[Records from a dataset]
───
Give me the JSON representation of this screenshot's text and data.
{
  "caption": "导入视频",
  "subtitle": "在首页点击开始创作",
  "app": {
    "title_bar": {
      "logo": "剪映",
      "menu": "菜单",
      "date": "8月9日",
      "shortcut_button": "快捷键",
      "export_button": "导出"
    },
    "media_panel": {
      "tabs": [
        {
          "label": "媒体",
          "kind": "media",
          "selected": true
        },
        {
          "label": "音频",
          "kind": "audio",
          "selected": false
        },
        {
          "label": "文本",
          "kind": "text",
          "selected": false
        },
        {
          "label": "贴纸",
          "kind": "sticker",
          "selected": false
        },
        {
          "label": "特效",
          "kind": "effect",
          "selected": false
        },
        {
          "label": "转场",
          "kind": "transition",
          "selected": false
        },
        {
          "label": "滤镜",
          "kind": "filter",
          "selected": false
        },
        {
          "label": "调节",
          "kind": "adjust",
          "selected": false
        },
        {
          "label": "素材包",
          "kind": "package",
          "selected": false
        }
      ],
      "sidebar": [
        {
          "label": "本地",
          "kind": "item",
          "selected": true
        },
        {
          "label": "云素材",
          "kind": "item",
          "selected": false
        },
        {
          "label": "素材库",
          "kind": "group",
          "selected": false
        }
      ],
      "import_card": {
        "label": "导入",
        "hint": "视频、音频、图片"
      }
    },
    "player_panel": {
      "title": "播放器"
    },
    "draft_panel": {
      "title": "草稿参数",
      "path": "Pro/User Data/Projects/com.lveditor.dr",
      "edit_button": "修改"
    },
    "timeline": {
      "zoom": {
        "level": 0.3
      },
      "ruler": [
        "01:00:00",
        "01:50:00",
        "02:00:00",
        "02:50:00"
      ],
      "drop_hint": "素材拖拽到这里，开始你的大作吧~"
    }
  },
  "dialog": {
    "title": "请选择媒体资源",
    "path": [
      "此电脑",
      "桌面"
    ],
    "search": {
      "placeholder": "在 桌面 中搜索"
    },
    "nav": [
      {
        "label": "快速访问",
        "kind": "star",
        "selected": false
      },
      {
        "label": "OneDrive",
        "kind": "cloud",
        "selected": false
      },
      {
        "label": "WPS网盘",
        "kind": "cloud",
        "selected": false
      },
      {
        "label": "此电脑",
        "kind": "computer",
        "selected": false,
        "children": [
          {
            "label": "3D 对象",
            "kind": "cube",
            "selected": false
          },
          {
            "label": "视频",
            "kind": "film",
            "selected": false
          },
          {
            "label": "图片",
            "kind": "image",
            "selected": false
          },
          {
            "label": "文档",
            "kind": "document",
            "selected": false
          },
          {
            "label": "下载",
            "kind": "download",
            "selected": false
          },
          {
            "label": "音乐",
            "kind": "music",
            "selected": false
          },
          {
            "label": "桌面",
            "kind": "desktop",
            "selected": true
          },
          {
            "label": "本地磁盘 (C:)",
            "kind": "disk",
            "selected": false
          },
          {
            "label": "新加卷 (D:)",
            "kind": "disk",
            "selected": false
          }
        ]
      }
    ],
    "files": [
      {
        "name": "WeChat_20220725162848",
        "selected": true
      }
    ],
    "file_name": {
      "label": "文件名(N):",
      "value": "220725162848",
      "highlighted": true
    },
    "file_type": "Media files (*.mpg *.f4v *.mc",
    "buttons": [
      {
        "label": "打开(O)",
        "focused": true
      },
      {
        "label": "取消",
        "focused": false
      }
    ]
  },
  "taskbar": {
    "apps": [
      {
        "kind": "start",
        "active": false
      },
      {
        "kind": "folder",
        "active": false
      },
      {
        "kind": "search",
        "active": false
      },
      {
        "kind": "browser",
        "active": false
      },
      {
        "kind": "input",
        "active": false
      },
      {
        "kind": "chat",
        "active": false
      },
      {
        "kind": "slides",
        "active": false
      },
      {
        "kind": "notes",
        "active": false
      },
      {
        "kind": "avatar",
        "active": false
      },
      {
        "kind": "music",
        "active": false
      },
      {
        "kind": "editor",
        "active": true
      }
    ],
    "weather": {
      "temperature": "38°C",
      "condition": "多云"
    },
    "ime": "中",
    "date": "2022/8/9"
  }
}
───
* [Task description]:
Copy out every entry again, exactly as it was given.

* [Solution to this task]:
Give me the JSON representation of this screenshot's text and data.
{
  "caption": "导入视频",
  "subtitle": "在首页点击开始创作",
  "app": {
    "title_bar": {
      "logo": "剪映",
      "menu": "菜单",
      "date": "8月9日",
      "shortcut_button": "快捷键",
      "export_button": "导出"
    },
    "media_panel": {
      "tabs": [
        {
          "label": "媒体",
          "kind": "media",
          "selected": true
        },
        {
          "label": "音频",
          "kind": "audio",
          "selected": false
        },
        {
          "label": "文本",
          "kind": "text",
          "selected": false
        },
        {
          "label": "贴纸",
          "kind": "sticker",
          "selected": false
        },
        {
          "label": "特效",
          "kind": "effect",
          "selected": false
        },
        {
          "label": "转场",
          "kind": "transition",
          "selected": false
        },
        {
          "label": "滤镜",
          "kind": "filter",
          "selected": false
        },
        {
          "label": "调节",
          "kind": "adjust",
          "selected": false
        },
        {
          "label": "素材包",
          "kind": "package",
          "selected": false
        }
      ],
      "sidebar": [
        {
          "label": "本地",
          "kind": "item",
          "selected": true
        },
        {
          "label": "云素材",
          "kind": "item",
          "selected": false
        },
        {
          "label": "素材库",
          "kind": "group",
          "selected": false
        }
      ],
      "import_card": {
        "label": "导入",
        "hint": "视频、音频、图片"
      }
    },
    "player_panel": {
      "title": "播放器"
    },
    "draft_panel": {
      "title": "草稿参数",
      "path": "Pro/User Data/Projects/com.lveditor.dr",
      "edit_button": "修改"
    },
    "timeline": {
      "zoom": {
        "level": 0.3
      },
      "ruler": [
        "01:00:00",
        "01:50:00",
        "02:00:00",
        "02:50:00"
      ],
      "drop_hint": "素材拖拽到这里，开始你的大作吧~"
    }
  },
  "dialog": {
    "title": "请选择媒体资源",
    "path": [
      "此电脑",
      "桌面"
    ],
    "search": {
      "placeholder": "在 桌面 中搜索"
    },
    "nav": [
      {
        "label": "快速访问",
        "kind": "star",
        "selected": false
      },
      {
        "label": "OneDrive",
        "kind": "cloud",
        "selected": false
      },
      {
        "label": "WPS网盘",
        "kind": "cloud",
        "selected": false
      },
      {
        "label": "此电脑",
        "kind": "computer",
        "selected": false,
        "children": [
          {
            "label": "3D 对象",
            "kind": "cube",
            "selected": false
          },
          {
            "label": "视频",
            "kind": "film",
            "selected": false
          },
          {
            "label": "图片",
            "kind": "image",
            "selected": false
          },
          {
            "label": "文档",
            "kind": "document",
            "selected": false
          },
          {
            "label": "下载",
            "kind": "download",
            "selected": false
          },
          {
            "label": "音乐",
            "kind": "music",
            "selected": false
          },
          {
            "label": "桌面",
            "kind": "desktop",
            "selected": true
          },
          {
            "label": "本地磁盘 (C:)",
            "kind": "disk",
            "selected": false
          },
          {
            "label": "新加卷 (D:)",
            "kind": "disk",
            "selected": false
          }
        ]
      }
    ],
    "files": [
      {
        "name": "WeChat_20220725162848",
        "selected": true
      }
    ],
    "file_name": {
      "label": "文件名(N):",
      "value": "220725162848",
      "highlighted": true
    },
    "file_type": "Media files (*.mpg *.f4v *.mc",
    "buttons": [
      {
        "label": "打开(O)",
        "focused": true
      },
      {
        "label": "取消",
        "focused": false
      }
    ]
  },
  "taskbar": {
    "apps": [
      {
        "kind": "start",
        "active": false
      },
      {
        "kind": "folder",
        "active": false
      },
      {
        "kind": "search",
        "active": false
      },
      {
        "kind": "browser",
        "active": false
      },
      {
        "kind": "input",
        "active": false
      },
      {
        "kind": "chat",
        "active": false
      },
      {
        "kind": "slides",
        "active": false
      },
      {
        "kind": "notes",
        "active": false
      },
      {
        "kind": "avatar",
        "active": false
      },
      {
        "kind": "music",
        "active": false
      },
      {
        "kind": "editor",
        "active": true
      }
    ],
    "weather": {
      "temperature": "38°C",
      "condition": "多云"
    },
    "ime": "中",
    "date": "2022/8/9"
  }
}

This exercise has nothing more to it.